▸ Short problem
Filter these entries so that only lines with the word "oddechowych" remain.

>>>>

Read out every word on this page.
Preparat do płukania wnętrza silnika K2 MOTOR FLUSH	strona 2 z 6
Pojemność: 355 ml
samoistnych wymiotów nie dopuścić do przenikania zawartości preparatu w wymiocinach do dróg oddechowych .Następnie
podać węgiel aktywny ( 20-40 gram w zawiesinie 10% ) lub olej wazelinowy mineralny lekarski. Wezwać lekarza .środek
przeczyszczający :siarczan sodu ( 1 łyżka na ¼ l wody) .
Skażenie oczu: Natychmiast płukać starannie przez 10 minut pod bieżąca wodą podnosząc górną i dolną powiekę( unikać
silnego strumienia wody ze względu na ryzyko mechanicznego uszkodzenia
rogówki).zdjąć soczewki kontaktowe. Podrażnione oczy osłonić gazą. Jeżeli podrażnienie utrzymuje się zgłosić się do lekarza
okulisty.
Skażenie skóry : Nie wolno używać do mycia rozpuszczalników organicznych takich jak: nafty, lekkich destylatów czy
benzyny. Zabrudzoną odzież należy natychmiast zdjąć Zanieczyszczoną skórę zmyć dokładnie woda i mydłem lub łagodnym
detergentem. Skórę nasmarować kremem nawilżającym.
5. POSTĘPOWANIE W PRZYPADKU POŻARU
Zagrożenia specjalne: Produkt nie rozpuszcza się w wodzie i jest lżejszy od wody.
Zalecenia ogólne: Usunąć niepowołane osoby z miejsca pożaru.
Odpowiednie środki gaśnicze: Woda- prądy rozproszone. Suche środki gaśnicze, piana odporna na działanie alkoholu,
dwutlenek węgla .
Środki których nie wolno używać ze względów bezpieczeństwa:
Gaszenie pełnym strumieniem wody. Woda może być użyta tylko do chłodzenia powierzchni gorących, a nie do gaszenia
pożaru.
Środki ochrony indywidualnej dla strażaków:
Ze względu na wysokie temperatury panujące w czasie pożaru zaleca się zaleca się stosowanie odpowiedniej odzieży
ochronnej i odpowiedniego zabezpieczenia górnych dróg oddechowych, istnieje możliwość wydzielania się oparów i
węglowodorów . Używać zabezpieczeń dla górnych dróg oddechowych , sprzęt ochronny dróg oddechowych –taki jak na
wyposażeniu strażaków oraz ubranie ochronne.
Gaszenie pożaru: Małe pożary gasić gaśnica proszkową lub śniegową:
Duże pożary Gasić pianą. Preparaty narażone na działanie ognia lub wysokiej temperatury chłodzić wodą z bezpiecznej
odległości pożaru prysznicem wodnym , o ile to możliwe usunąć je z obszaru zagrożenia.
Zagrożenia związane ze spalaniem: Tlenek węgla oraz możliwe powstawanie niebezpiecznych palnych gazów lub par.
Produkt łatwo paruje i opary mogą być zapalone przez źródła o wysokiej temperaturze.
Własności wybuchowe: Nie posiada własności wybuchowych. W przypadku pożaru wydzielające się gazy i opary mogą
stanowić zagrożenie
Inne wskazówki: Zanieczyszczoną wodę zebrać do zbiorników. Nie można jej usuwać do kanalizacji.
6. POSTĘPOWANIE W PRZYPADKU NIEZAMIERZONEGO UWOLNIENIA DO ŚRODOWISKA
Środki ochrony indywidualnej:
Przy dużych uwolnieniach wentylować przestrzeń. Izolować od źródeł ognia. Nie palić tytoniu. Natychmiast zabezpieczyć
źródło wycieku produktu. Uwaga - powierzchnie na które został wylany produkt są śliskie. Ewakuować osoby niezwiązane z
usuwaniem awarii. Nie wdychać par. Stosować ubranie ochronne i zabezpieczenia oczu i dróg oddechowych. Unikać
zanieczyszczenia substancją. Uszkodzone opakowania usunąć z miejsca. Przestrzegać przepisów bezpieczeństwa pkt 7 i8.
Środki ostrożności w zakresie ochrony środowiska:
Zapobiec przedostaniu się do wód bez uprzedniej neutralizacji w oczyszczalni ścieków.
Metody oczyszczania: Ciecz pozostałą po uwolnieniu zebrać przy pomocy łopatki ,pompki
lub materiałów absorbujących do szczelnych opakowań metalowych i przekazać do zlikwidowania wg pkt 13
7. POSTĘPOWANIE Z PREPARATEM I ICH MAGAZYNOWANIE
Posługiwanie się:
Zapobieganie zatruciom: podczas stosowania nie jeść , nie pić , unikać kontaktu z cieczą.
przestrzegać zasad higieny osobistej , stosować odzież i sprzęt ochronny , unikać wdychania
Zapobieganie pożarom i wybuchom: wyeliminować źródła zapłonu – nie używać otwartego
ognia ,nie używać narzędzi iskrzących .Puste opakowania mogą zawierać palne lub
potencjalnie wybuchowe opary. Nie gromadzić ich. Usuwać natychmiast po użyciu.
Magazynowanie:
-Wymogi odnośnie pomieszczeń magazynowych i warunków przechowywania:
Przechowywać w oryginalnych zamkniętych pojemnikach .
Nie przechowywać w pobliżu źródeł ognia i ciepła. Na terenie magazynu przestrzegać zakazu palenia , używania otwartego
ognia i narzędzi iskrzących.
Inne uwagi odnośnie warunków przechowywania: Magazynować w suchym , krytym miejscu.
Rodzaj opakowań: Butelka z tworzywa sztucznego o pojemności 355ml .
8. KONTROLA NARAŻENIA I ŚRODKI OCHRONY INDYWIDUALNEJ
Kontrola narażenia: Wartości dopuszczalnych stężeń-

<<<<

▸ Solution for this task
samoistnych wymiotów nie dopuścić do przenikania zawartości preparatu w wymiocinach do dróg oddechowych .Następnie
ochronnej i odpowiedniego zabezpieczenia górnych dróg oddechowych, istnieje możliwość wydzielania się oparów i
węglowodorów . Używać zabezpieczeń dla górnych dróg oddechowych , sprzęt ochronny dróg oddechowych –taki jak na
usuwaniem awarii. Nie wdychać par. Stosować ubranie ochronne i zabezpieczenia oczu i dróg oddechowych. Unikać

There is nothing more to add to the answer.